_EXERCISE BRIEF_
How many lines of the entries below include the word "State"? Answer with the number alone.

— START DATA EXCERPTS —

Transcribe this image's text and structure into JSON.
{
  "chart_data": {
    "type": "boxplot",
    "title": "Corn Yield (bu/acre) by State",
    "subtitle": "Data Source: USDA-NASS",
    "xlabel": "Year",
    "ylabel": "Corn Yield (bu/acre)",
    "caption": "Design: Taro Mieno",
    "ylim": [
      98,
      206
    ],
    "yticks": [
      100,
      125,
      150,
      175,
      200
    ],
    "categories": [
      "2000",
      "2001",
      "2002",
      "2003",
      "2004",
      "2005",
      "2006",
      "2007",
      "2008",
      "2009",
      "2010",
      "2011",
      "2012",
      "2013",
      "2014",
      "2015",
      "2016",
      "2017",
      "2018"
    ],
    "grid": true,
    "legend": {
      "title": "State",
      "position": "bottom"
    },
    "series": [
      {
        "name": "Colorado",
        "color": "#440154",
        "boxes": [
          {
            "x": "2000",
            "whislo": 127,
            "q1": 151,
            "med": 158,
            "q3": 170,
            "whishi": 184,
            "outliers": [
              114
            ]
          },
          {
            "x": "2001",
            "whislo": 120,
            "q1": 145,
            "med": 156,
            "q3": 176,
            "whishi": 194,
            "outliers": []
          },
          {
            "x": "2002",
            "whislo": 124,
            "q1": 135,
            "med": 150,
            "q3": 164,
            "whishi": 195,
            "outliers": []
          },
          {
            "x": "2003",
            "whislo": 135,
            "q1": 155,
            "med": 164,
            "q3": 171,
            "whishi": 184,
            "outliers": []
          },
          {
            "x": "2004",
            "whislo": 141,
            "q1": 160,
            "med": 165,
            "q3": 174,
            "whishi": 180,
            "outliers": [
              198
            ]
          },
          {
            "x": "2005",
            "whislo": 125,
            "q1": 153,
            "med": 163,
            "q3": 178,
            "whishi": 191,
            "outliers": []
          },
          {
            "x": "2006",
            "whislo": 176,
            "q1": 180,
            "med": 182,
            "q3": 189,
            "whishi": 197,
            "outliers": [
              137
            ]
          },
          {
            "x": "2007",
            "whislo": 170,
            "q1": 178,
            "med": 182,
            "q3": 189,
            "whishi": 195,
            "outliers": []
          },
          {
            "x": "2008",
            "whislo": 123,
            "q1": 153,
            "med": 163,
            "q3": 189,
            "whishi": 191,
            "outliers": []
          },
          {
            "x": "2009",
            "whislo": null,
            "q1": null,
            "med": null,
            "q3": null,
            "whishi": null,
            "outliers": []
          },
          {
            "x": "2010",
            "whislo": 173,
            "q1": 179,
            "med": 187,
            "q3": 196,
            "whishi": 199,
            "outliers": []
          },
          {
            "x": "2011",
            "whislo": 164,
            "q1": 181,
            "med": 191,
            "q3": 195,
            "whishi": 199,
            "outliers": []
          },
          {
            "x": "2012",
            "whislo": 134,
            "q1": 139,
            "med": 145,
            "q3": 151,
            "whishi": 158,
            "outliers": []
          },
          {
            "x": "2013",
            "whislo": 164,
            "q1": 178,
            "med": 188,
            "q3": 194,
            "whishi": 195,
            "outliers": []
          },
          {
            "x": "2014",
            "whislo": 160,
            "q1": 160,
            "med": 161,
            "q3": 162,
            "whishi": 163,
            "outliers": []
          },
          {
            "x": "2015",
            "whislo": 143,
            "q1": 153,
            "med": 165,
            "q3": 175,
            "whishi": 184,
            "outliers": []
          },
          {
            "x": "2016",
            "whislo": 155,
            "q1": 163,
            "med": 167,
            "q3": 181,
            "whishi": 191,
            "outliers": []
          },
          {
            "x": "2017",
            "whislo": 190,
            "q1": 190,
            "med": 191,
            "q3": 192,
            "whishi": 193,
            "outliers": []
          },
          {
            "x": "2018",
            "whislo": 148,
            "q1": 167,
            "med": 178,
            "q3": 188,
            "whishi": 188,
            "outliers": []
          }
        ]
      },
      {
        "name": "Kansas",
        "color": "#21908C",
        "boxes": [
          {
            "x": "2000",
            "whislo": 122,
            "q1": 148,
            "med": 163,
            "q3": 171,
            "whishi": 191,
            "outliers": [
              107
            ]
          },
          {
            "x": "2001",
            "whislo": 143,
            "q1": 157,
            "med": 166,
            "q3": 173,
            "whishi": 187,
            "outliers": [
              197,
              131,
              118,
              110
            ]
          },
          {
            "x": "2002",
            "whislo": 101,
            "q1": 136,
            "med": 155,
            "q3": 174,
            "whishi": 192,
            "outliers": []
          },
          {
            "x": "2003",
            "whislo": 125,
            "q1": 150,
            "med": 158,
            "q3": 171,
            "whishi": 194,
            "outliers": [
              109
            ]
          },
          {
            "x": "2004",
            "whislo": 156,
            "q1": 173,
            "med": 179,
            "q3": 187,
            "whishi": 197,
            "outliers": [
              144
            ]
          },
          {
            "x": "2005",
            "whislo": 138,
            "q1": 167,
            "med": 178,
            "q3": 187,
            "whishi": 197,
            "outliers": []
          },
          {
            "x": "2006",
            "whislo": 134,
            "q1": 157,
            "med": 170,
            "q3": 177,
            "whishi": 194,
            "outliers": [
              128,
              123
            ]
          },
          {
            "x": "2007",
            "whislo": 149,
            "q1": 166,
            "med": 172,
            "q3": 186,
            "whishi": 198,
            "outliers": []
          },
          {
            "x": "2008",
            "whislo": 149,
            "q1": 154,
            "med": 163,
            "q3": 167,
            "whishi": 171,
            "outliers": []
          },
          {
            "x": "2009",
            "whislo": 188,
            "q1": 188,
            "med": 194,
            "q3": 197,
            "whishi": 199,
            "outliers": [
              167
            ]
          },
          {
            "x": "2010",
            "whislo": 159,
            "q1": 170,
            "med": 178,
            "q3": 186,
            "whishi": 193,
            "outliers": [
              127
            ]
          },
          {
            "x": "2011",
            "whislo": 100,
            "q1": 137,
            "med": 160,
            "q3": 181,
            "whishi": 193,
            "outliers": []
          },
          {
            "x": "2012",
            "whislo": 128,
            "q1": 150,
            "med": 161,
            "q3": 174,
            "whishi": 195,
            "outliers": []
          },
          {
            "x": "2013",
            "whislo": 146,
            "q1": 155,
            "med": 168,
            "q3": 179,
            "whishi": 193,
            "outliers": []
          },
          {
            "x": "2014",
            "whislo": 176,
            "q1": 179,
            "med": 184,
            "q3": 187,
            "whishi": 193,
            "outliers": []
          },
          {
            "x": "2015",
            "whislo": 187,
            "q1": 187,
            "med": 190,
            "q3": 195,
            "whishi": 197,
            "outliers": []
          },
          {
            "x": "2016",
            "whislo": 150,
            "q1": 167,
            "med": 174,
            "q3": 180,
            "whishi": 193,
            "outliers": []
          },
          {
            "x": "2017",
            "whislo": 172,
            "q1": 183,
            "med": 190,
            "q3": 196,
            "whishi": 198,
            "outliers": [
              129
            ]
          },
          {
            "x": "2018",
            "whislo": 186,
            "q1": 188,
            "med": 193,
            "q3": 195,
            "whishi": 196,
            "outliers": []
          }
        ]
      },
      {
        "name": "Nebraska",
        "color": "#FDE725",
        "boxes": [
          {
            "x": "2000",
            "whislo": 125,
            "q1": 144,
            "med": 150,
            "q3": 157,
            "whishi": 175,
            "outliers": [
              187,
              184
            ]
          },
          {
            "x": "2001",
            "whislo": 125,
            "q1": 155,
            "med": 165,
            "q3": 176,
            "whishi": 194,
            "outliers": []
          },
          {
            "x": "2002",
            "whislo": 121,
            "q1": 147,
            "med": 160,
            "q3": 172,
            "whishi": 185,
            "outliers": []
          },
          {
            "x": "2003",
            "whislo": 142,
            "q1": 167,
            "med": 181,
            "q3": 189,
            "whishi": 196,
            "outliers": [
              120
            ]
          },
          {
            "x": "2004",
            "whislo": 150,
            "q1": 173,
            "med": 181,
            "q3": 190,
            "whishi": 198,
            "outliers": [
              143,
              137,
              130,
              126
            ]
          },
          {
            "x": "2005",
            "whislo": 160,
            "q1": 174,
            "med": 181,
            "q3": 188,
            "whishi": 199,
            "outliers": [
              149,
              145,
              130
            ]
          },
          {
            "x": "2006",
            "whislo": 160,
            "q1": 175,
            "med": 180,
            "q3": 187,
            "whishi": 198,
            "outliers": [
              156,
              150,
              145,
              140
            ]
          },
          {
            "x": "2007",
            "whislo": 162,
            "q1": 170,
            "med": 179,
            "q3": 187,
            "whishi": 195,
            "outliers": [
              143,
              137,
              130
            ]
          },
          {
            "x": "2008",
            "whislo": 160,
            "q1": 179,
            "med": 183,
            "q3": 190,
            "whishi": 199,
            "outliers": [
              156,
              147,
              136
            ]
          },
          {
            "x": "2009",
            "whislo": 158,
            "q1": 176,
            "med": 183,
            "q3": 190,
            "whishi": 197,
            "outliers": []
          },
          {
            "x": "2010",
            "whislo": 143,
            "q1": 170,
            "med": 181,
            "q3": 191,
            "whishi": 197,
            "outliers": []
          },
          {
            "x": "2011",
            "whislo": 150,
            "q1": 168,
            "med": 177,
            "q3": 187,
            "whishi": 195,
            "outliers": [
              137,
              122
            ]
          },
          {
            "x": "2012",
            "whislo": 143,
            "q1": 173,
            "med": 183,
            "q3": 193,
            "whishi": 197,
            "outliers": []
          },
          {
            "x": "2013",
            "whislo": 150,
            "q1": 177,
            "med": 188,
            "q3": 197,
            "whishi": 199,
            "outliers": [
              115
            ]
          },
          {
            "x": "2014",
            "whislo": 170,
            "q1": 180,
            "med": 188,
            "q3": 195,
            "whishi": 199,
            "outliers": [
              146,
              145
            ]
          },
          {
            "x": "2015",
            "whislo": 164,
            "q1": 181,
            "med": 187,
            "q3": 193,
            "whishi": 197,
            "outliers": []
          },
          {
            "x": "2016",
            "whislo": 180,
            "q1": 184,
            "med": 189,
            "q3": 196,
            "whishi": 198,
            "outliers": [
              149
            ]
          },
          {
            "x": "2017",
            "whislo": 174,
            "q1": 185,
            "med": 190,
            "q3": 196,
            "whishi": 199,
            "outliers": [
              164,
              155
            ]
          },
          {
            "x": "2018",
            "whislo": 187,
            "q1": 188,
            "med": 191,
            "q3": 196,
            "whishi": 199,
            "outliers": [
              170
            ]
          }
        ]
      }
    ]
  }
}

— END DATA EXCERPTS —

_RESULT FOR THIS TASK_
2